*Texto fornecido*
=-=-=

As três semanas de Obama e os 100 dias de RooseveltNOVA YORK- Pobre Barack Obama. Em parte, devido a dramáticas circunstâncias históricas e em parte por obra do seu marketing político, o presidente americano vive na sombra de gigantescos antecessores no cargo. Abraham Lincoln, cujo bicentenário de nascimento será celebrado agora no próximo dia 12 (ao lado de Charles Darwin), é uma referência obrigatória. Existe uma linha ligando o emancipador dos escravos ao primeiro presidente negro.
Nesta galeria histórica, o outro grande referencial é Franklin Roosevelt, em particular nestes primeiros 100 dias de governo, de urgência para implantar medidas que impeçam a degringolada total da economia.

=-=-=

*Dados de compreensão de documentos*
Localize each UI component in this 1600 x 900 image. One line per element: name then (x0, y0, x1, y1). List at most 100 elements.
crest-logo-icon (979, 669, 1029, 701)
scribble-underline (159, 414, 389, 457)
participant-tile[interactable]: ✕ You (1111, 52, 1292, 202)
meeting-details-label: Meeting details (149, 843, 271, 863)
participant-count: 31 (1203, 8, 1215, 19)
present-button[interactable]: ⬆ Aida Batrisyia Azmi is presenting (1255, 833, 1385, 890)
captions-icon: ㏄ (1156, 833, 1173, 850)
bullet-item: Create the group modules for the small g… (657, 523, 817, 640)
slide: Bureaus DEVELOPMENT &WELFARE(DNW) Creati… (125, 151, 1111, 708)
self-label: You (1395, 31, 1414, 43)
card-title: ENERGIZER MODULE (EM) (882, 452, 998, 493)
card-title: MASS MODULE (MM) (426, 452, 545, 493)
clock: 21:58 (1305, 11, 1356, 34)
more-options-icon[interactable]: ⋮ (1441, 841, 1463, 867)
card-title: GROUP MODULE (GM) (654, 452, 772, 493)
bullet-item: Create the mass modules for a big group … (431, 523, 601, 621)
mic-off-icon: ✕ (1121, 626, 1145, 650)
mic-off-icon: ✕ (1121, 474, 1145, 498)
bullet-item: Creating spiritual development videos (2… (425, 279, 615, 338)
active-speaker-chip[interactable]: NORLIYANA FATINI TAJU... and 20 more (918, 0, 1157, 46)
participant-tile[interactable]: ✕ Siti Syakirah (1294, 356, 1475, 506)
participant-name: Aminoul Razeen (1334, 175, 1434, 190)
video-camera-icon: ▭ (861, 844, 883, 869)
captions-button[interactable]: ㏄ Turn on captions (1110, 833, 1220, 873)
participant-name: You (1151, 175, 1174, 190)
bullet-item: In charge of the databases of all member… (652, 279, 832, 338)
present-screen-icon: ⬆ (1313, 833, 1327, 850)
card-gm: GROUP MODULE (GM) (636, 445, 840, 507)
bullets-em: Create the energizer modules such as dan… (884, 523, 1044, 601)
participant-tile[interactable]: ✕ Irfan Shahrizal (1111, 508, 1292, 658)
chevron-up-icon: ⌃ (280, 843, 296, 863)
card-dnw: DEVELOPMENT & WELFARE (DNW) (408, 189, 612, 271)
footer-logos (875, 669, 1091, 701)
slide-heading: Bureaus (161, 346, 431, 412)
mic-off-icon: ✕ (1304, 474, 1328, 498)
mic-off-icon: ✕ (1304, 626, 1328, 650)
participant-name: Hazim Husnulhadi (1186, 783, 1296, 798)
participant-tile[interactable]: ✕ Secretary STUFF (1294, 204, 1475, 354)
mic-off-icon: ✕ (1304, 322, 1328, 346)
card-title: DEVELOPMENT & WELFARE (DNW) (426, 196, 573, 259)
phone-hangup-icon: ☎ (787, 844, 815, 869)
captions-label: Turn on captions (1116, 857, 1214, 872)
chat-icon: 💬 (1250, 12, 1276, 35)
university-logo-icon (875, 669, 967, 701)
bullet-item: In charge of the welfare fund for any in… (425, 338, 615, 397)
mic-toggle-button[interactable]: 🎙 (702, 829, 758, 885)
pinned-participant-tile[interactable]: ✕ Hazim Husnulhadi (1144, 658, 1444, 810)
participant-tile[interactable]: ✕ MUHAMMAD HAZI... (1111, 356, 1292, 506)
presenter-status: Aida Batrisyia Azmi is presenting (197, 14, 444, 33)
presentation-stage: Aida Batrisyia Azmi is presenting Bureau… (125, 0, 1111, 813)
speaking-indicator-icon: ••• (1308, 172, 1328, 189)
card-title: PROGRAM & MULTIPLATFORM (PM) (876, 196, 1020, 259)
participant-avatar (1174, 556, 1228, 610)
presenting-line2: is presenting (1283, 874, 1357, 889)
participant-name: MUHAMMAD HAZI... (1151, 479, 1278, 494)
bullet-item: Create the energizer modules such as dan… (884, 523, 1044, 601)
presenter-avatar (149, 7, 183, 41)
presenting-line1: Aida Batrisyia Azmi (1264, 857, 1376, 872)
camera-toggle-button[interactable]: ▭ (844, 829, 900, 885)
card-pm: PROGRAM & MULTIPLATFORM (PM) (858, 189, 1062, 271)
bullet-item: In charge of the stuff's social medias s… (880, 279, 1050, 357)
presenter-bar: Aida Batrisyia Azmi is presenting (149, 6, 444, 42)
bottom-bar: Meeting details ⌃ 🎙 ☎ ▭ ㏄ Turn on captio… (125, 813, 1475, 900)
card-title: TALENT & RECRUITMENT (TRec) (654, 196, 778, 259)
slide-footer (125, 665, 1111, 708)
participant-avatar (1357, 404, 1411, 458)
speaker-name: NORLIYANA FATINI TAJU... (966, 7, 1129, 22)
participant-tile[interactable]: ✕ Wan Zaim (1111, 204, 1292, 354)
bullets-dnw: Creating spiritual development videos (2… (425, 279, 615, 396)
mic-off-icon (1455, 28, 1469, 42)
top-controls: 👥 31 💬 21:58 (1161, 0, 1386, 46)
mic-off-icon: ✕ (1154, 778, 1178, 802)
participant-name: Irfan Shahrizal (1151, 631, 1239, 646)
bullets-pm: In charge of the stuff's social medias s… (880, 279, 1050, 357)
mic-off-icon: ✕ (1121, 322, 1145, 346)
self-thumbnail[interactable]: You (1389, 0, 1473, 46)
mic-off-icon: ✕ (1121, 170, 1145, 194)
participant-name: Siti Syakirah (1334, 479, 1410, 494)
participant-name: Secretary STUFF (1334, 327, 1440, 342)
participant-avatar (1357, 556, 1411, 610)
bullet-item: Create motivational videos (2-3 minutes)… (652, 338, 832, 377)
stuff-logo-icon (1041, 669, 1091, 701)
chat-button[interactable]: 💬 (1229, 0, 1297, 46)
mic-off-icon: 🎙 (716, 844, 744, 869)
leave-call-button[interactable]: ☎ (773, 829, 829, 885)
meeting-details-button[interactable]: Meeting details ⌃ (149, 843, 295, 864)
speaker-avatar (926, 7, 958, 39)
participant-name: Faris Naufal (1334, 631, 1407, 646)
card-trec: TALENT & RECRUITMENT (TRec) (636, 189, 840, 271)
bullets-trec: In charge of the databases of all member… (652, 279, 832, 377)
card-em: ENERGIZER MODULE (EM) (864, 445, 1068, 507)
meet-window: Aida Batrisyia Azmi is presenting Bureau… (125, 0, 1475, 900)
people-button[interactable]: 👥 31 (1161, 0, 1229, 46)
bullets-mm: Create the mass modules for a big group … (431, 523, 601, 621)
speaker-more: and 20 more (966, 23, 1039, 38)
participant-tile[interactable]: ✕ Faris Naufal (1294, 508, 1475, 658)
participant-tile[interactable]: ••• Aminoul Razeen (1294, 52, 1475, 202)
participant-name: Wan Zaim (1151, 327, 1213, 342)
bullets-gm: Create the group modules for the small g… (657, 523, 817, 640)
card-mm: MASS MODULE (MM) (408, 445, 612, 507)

=-=-=

*Instruções das tarefas*
**a)** No texto sobre Obama e Roosevelt, ao lado de quem será celebrado o bicentenário de nascimento de Abraham Lincoln?
**b)** Retome o texto sobre Obama e Roosevelt a partir da última frase apresentada.

*Respostas em ordem*
**a)** Ao lado de Charles Darwin.

**b)**
Ler sobre Franklin Delano Roosevelt, FDR para íntimos e não íntimos, hoje é tarefa obrigatória. Jornalistas se tornaram especialistas nos 100 primeiros dias do seu governo em 1933 (com suas medidas espetaculares para debelar a crise econômica, algumas bem-sucedidas, outras equivocadas) e papagaios para repetir que a única coisa que devemos temer é o próprio medo.
Tantos paralelos dão medo. Pobre Obama. Com apenas três semanas no cargo, é esta carga histórica de comparações com o maior presidente americano no século 20, aquele que enfrentou a pólio, a Grande Depressão e impérios do mal realmente da pesada. O professor da Universidade do Texas, H.W. Brands, escreveu uma biografia fascinante para mostrar como FDR não correspondeu às expectativas, devido ao contraste entre sua origem aristocrática e as reformas que ele empreendeu. O título é "Traitor to his Class: The Privileged Life and Radical Presidency of Franklin Delano Roosevelt" (Doubleday)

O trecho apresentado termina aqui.